═════ Pasaje del documento
Hace unas horas, un hombre mató a seis personas e hirió a doce en un intento de asesinar a la congresista demócrata Gabrielle Giffords en Tucson, Arizona. Los muertos son tres personas de 79, 76 y 74 años; una niña de nueve años que nació el 11 de septiembre de 2001, si, el día de los atentados terroristas; el juez federal en jefe de ese estado, y un joven de 30 años, asesor de la congresista.
Giffords todavía está luchando a estas horas por su vida.
Al minuto siguiente del atentado terrorista, se inició un titánico esfuerzo de distorsionar su significado.
En el esfuerzo de enmascarar la realidad participan los principales creadores de la opinión pública. Se incluye a quienes se sienten acusados de haber fabricado el clima de intolerancia y hostilidad en este país.
De hecho, la guerra por el SPIN no esperó ni un minuto en declararse.
Quienes, como Obama, todavía se ilusionan con la idea de que las ruedas de la historia den marcha atrás, han pedido que se posterguen las conclusiones, que la gente dedique su tiempo a rezar por el bienestar de los heridos y las almas de los asesinados y enfatizado que en condiciones difíciles el pueblo americano se une.
Quienes se sienten en el banquillo de los acusados de haber establecido el ambiente de odio y glorificación de la violencia crearon varias narrativas: otra vez, se dicen entre sí, los (odiados) liberales encuentran motivos para acusarnos, como cuando el atentado terrorista contra el edificio federal en Oklahoma, 1995. Pretenden que no existe relación entre el acto homicida en Tucson y ninguna situación política; no hay evidencias, insisten, de contacto directo entre el atacante y aquellos acusados de sus los autores intelectuales o ideológicos del hecho; el ataque, afirman, fue obra de un loco solitario (aunque en el momento de escribir esto la policía buscaba a un posible cómplice del acto).
Los liberales de marras, mientras tanto, encuentran solaz en que la congresista Giffords fue una de 20 demócratas de todo el país sindicadas por Sarah Palin en el objetivo del blanco de su cacería. O que su contrincante en las elecciones congresionales de noviembre Jesse Kelly, apoyado por un tea party local, invitó a su gente a:
Dé en el blanco para la victoria en noviembre. Ayude a remover a a Gabrielle Giffords de su puesto. Dispare un fusil totalmente automático M-16 con Jesse Kelly.
El SPIN se deriva en generar un clima de falsa generalidad: todos hemos sido atacados; todos somos vulnerables; todos tenemos la culpa. O sea, nadie.
O bien, se concentra en convertir el ataque en algo inevitable, en un fatalismo levantino; en un acto casi comprensible dadas las circunstancias, ante lo cual pretenden que la única solución es incrementar la seguridad: ponerles guardaespaldas a todos los congresistas en lugar de solamente a los líderes; colocar guardias de seguridad en todos los centros comerciales, al estilo existente en los aeropuertos.
Más mentira, más distorsión.
══════════
═════ Material proporcionado
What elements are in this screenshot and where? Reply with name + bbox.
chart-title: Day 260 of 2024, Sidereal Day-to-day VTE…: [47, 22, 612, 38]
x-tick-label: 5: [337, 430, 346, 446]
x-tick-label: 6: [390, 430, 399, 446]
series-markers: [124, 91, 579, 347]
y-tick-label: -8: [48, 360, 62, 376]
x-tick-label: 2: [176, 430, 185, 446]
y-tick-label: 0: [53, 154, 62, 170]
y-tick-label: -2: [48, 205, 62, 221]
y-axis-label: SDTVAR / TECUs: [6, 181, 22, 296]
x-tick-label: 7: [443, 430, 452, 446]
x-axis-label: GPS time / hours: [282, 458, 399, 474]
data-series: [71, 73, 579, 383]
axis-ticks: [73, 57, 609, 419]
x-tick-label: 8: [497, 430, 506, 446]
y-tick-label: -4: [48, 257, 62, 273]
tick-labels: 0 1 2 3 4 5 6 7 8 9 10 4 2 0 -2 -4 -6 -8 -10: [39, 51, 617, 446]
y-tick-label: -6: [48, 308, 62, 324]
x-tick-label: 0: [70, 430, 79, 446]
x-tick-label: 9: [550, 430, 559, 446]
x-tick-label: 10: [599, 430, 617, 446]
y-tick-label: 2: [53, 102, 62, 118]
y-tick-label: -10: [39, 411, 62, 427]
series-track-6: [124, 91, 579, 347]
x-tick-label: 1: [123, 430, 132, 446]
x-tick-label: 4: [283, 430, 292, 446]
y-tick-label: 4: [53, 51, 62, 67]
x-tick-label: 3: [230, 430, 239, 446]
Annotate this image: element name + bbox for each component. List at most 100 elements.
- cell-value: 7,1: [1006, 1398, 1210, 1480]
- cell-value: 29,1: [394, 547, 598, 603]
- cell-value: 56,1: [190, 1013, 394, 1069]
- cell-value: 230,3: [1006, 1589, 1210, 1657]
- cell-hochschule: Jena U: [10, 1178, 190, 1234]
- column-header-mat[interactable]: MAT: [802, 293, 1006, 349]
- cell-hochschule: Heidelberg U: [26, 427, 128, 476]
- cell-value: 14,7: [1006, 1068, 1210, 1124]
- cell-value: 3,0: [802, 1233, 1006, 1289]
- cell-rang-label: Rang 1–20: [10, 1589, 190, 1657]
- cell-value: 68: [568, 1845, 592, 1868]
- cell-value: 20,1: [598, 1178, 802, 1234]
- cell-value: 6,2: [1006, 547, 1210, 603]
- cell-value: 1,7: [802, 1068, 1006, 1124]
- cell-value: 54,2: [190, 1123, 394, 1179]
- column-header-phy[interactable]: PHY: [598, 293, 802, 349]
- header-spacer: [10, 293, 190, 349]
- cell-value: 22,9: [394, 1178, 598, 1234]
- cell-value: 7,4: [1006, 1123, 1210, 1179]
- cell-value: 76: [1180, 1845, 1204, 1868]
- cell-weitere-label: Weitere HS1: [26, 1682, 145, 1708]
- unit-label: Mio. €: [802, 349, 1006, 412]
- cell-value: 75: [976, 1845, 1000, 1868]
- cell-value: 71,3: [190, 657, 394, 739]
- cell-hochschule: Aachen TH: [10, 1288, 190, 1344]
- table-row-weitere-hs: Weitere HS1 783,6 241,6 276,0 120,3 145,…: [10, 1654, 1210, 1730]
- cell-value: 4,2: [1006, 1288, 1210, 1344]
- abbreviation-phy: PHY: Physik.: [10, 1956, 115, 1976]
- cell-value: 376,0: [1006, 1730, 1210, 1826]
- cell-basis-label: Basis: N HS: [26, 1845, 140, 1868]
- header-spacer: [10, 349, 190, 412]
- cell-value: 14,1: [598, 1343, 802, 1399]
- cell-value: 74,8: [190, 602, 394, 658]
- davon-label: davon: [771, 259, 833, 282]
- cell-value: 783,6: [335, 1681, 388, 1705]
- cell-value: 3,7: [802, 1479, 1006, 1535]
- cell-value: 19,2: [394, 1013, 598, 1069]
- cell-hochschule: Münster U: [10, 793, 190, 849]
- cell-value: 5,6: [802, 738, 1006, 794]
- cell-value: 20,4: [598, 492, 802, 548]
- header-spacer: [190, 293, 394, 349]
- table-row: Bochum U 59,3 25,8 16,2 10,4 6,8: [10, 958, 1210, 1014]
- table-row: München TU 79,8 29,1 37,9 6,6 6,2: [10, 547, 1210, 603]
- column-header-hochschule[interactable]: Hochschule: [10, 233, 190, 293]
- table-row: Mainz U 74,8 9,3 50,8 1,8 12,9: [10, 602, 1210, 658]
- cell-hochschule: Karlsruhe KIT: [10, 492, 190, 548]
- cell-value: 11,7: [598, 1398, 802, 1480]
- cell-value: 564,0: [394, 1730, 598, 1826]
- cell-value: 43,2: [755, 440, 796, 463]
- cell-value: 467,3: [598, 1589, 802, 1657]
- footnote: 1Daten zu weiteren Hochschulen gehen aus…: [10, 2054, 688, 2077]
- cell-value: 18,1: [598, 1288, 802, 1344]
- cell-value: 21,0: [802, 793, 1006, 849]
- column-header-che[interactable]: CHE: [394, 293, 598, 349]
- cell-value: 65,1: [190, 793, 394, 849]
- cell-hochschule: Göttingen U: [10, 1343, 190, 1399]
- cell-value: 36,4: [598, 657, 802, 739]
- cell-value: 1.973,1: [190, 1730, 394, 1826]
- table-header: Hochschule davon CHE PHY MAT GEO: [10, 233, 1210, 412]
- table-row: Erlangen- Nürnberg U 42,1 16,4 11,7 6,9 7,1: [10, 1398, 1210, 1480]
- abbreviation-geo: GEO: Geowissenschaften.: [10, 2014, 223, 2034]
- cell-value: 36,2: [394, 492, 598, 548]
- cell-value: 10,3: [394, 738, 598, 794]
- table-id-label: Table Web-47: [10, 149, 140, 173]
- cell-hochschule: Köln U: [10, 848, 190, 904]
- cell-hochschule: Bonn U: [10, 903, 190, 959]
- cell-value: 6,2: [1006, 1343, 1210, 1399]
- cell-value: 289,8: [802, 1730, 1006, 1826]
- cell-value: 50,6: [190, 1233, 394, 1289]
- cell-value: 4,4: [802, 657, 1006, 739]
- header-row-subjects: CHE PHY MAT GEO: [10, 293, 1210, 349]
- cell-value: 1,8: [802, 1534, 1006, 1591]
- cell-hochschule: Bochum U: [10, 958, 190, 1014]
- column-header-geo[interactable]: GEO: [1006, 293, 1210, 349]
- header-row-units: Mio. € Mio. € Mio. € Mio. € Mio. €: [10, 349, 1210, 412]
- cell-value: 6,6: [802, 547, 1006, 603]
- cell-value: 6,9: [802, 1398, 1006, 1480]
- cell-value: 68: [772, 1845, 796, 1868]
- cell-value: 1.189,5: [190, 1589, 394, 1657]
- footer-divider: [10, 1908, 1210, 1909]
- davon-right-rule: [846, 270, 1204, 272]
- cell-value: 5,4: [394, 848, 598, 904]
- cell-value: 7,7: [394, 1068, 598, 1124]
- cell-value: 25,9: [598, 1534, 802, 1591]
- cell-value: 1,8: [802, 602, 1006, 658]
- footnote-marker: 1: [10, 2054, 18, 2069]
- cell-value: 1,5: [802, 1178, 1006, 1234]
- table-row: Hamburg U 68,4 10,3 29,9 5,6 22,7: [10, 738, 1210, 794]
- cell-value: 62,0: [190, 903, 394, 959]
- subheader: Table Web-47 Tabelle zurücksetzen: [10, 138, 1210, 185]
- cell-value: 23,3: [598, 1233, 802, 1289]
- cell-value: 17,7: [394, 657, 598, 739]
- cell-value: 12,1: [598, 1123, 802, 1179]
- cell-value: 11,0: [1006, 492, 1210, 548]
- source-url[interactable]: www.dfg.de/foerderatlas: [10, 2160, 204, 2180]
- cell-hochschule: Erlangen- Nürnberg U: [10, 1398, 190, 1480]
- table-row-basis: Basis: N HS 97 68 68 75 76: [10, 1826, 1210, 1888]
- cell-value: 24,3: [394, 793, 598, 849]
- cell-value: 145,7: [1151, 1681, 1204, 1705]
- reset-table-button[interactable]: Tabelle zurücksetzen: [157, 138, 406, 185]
══════════
**Instrucción escrita 1:**
Según el artículo sobre el atentado en Tucson, ¿cuántas personas murieron?
**Instrucción escrita 2:**
Devuelve sin cambios el fragmento del artículo sobre el atentado en Tucson que va desde "Quienes se sienten en" hasta "cómplice del acto).", ambos incluidos.
Responde basándote solo en el artículo sobre el atentado en Tucson.

**Respuesta correcta 1:**
Seis personas.

**Respuesta correcta 2:**
Quienes se sienten en el banquillo de los acusados de haber establecido el ambiente de odio y glorificación de la violencia crearon varias narrativas: otra vez, se dicen entre sí, los (odiados) liberales encuentran motivos para acusarnos, como cuando el atentado terrorista contra el edificio federal en Oklahoma, 1995. Pretenden que no existe relación entre el acto homicida en Tucson y ninguna situación política; no hay evidencias, insisten, de contacto directo entre el atacante y aquellos acusados de sus los autores intelectuales o ideológicos del hecho; el ataque, afirman, fue obra de un loco solitario (aunque en el momento de escribir esto la policía buscaba a un posible cómplice del acto).